>>>>

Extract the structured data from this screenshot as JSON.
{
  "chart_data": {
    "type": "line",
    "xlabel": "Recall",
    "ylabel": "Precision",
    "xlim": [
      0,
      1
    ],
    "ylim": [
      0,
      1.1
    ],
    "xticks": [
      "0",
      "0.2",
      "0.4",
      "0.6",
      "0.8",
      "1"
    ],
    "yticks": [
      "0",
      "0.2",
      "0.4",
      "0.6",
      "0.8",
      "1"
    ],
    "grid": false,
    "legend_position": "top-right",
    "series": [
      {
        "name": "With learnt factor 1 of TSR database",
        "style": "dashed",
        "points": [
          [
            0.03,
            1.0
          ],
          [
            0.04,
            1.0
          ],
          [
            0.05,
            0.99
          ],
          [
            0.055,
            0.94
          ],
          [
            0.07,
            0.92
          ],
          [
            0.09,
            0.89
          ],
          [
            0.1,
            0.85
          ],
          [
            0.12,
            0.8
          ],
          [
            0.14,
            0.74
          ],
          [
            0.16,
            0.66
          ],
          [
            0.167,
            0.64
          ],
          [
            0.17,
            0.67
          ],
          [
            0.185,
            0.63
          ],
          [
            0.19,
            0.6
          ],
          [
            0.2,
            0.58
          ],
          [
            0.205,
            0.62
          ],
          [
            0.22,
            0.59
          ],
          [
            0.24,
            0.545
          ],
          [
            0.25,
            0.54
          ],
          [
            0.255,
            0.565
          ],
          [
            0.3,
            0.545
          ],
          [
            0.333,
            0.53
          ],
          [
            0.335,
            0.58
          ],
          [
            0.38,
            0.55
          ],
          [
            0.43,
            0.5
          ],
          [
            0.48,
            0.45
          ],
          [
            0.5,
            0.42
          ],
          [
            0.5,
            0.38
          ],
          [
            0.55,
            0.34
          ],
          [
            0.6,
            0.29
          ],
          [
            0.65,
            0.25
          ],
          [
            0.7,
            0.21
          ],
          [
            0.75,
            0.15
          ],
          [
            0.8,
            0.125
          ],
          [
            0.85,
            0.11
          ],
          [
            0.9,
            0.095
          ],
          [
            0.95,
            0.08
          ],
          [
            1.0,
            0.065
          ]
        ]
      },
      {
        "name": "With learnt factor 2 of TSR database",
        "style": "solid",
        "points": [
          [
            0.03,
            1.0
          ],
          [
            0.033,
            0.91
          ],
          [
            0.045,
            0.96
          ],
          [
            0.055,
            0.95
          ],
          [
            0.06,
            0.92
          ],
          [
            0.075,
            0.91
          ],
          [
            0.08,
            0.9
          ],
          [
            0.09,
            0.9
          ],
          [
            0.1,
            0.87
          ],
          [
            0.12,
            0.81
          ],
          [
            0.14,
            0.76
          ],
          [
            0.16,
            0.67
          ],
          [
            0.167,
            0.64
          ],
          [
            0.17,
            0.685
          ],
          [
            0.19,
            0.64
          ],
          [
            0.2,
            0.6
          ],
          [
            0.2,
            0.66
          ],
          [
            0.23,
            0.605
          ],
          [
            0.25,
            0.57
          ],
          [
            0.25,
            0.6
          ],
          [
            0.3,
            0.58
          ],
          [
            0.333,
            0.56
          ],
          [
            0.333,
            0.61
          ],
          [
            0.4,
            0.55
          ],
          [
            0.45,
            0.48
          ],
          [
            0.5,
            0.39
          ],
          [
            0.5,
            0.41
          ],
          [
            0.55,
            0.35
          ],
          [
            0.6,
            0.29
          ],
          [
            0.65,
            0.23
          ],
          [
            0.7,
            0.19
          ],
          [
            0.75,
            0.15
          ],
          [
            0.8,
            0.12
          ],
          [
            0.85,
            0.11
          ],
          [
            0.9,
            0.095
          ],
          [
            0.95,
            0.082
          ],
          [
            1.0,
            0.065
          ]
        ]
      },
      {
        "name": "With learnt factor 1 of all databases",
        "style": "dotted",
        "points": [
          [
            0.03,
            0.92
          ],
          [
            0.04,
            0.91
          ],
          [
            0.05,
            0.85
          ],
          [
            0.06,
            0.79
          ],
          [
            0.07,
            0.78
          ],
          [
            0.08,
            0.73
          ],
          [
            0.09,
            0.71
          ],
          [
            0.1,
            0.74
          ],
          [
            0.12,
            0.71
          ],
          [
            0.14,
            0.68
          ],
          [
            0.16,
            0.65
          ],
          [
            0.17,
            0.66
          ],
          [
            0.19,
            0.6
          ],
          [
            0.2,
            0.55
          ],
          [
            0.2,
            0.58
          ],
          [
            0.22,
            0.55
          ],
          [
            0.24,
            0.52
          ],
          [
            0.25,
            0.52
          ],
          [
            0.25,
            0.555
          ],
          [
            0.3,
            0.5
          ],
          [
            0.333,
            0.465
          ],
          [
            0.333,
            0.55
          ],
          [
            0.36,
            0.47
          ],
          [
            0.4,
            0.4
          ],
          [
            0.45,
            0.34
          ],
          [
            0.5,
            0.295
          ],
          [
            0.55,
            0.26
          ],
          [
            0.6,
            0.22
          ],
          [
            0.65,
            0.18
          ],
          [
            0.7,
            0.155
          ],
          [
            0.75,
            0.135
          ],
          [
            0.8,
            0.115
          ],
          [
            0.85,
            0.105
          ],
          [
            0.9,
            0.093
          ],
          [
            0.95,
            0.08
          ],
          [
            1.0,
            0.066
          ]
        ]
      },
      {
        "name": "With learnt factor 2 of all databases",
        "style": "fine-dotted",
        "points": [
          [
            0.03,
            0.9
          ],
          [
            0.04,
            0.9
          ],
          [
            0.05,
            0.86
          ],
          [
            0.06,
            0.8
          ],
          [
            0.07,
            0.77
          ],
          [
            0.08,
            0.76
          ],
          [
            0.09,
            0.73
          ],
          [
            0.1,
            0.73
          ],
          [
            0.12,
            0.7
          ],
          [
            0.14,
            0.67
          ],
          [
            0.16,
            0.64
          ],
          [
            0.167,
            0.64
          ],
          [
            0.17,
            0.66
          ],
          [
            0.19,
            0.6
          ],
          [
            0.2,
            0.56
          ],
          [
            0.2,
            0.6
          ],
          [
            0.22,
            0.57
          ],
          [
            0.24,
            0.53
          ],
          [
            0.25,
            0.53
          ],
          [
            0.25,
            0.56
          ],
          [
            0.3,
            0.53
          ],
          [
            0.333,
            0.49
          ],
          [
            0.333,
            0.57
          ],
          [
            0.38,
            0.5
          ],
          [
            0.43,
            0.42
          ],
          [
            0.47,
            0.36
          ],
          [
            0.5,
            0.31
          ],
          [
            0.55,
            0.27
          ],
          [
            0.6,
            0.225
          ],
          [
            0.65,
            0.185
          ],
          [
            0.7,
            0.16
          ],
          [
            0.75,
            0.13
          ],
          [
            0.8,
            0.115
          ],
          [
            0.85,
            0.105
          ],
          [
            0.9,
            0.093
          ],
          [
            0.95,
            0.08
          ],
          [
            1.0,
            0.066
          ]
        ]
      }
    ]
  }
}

<<<<

Problem details
Transcribe every entry verbatim.

Exercise response
Extract the structured data from this screenshot as JSON.
{
  "chart_data": {
    "type": "line",
    "xlabel": "Recall",
    "ylabel": "Precision",
    "xlim": [
      0,
      1
    ],
    "ylim": [
      0,
      1.1
    ],
    "xticks": [
      "0",
      "0.2",
      "0.4",
      "0.6",
      "0.8",
      "1"
    ],
    "yticks": [
      "0",
      "0.2",
      "0.4",
      "0.6",
      "0.8",
      "1"
    ],
    "grid": false,
    "legend_position": "top-right",
    "series": [
      {
        "name": "With learnt factor 1 of TSR database",
        "style": "dashed",
        "points": [
          [
            0.03,
            1.0
          ],
          [
            0.04,
            1.0
          ],
          [
            0.05,
            0.99
          ],
          [
            0.055,
            0.94
          ],
          [
            0.07,
            0.92
          ],
          [
            0.09,
            0.89
          ],
          [
            0.1,
            0.85
          ],
          [
            0.12,
            0.8
          ],
          [
            0.14,
            0.74
          ],
          [
            0.16,
            0.66
          ],
          [
            0.167,
            0.64
          ],
          [
            0.17,
            0.67
          ],
          [
            0.185,
            0.63
          ],
          [
            0.19,
            0.6
          ],
          [
            0.2,
            0.58
          ],
          [
            0.205,
            0.62
          ],
          [
            0.22,
            0.59
          ],
          [
            0.24,
            0.545
          ],
          [
            0.25,
            0.54
          ],
          [
            0.255,
            0.565
          ],
          [
            0.3,
            0.545
          ],
          [
            0.333,
            0.53
          ],
          [
            0.335,
            0.58
          ],
          [
            0.38,
            0.55
          ],
          [
            0.43,
            0.5
          ],
          [
            0.48,
            0.45
          ],
          [
            0.5,
            0.42
          ],
          [
            0.5,
            0.38
          ],
          [
            0.55,
            0.34
          ],
          [
            0.6,
            0.29
          ],
          [
            0.65,
            0.25
          ],
          [
            0.7,
            0.21
          ],
          [
            0.75,
            0.15
          ],
          [
            0.8,
            0.125
          ],
          [
            0.85,
            0.11
          ],
          [
            0.9,
            0.095
          ],
          [
            0.95,
            0.08
          ],
          [
            1.0,
            0.065
          ]
        ]
      },
      {
        "name": "With learnt factor 2 of TSR database",
        "style": "solid",
        "points": [
          [
            0.03,
            1.0
          ],
          [
            0.033,
            0.91
          ],
          [
            0.045,
            0.96
          ],
          [
            0.055,
            0.95
          ],
          [
            0.06,
            0.92
          ],
          [
            0.075,
            0.91
          ],
          [
            0.08,
            0.9
          ],
          [
            0.09,
            0.9
          ],
          [
            0.1,
            0.87
          ],
          [
            0.12,
            0.81
          ],
          [
            0.14,
            0.76
          ],
          [
            0.16,
            0.67
          ],
          [
            0.167,
            0.64
          ],
          [
            0.17,
            0.685
          ],
          [
            0.19,
            0.64
          ],
          [
            0.2,
            0.6
          ],
          [
            0.2,
            0.66
          ],
          [
            0.23,
            0.605
          ],
          [
            0.25,
            0.57
          ],
          [
            0.25,
            0.6
          ],
          [
            0.3,
            0.58
          ],
          [
            0.333,
            0.56
          ],
          [
            0.333,
            0.61
          ],
          [
            0.4,
            0.55
          ],
          [
            0.45,
            0.48
          ],
          [
            0.5,
            0.39
          ],
          [
            0.5,
            0.41
          ],
          [
            0.55,
            0.35
          ],
          [
            0.6,
            0.29
          ],
          [
            0.65,
            0.23
          ],
          [
            0.7,
            0.19
          ],
          [
            0.75,
            0.15
          ],
          [
            0.8,
            0.12
          ],
          [
            0.85,
            0.11
          ],
          [
            0.9,
            0.095
          ],
          [
            0.95,
            0.082
          ],
          [
            1.0,
            0.065
          ]
        ]
      },
      {
        "name": "With learnt factor 1 of all databases",
        "style": "dotted",
        "points": [
          [
            0.03,
            0.92
          ],
          [
            0.04,
            0.91
          ],
          [
            0.05,
            0.85
          ],
          [
            0.06,
            0.79
          ],
          [
            0.07,
            0.78
          ],
          [
            0.08,
            0.73
          ],
          [
            0.09,
            0.71
          ],
          [
            0.1,
            0.74
          ],
          [
            0.12,
            0.71
          ],
          [
            0.14,
            0.68
          ],
          [
            0.16,
            0.65
          ],
          [
            0.17,
            0.66
          ],
          [
            0.19,
            0.6
          ],
          [
            0.2,
            0.55
          ],
          [
            0.2,
            0.58
          ],
          [
            0.22,
            0.55
          ],
          [
            0.24,
            0.52
          ],
          [
            0.25,
            0.52
          ],
          [
            0.25,
            0.555
          ],
          [
            0.3,
            0.5
          ],
          [
            0.333,
            0.465
          ],
          [
            0.333,
            0.55
          ],
          [
            0.36,
            0.47
          ],
          [
            0.4,
            0.4
          ],
          [
            0.45,
            0.34
          ],
          [
            0.5,
            0.295
          ],
          [
            0.55,
            0.26
          ],
          [
            0.6,
            0.22
          ],
          [
            0.65,
            0.18
          ],
          [
            0.7,
            0.155
          ],
          [
            0.75,
            0.135
          ],
          [
            0.8,
            0.115
          ],
          [
            0.85,
            0.105
          ],
          [
            0.9,
            0.093
          ],
          [
            0.95,
            0.08
          ],
          [
            1.0,
            0.066
          ]
        ]
      },
      {
        "name": "With learnt factor 2 of all databases",
        "style": "fine-dotted",
        "points": [
          [
            0.03,
            0.9
          ],
          [
            0.04,
            0.9
          ],
          [
            0.05,
            0.86
          ],
          [
            0.06,
            0.8
          ],
          [
            0.07,
            0.77
          ],
          [
            0.08,
            0.76
          ],
          [
            0.09,
            0.73
          ],
          [
            0.1,
            0.73
          ],
          [
            0.12,
            0.7
          ],
          [
            0.14,
            0.67
          ],
          [
            0.16,
            0.64
          ],
          [
            0.167,
            0.64
          ],
          [
            0.17,
            0.66
          ],
          [
            0.19,
            0.6
          ],
          [
            0.2,
            0.56
          ],
          [
            0.2,
            0.6
          ],
          [
            0.22,
            0.57
          ],
          [
            0.24,
            0.53
          ],
          [
            0.25,
            0.53
          ],
          [
            0.25,
            0.56
          ],
          [
            0.3,
            0.53
          ],
          [
            0.333,
            0.49
          ],
          [
            0.333,
            0.57
          ],
          [
            0.38,
            0.5
          ],
          [
            0.43,
            0.42
          ],
          [
            0.47,
            0.36
          ],
          [
            0.5,
            0.31
          ],
          [
            0.55,
            0.27
          ],
          [
            0.6,
            0.225
          ],
          [
            0.65,
            0.185
          ],
          [
            0.7,
            0.16
          ],
          [
            0.75,
            0.13
          ],
          [
            0.8,
            0.115
          ],
          [
            0.85,
            0.105
          ],
          [
            0.9,
            0.093
          ],
          [
            0.95,
            0.08
          ],
          [
            1.0,
            0.066
          ]
        ]
      }
    ]
  }
}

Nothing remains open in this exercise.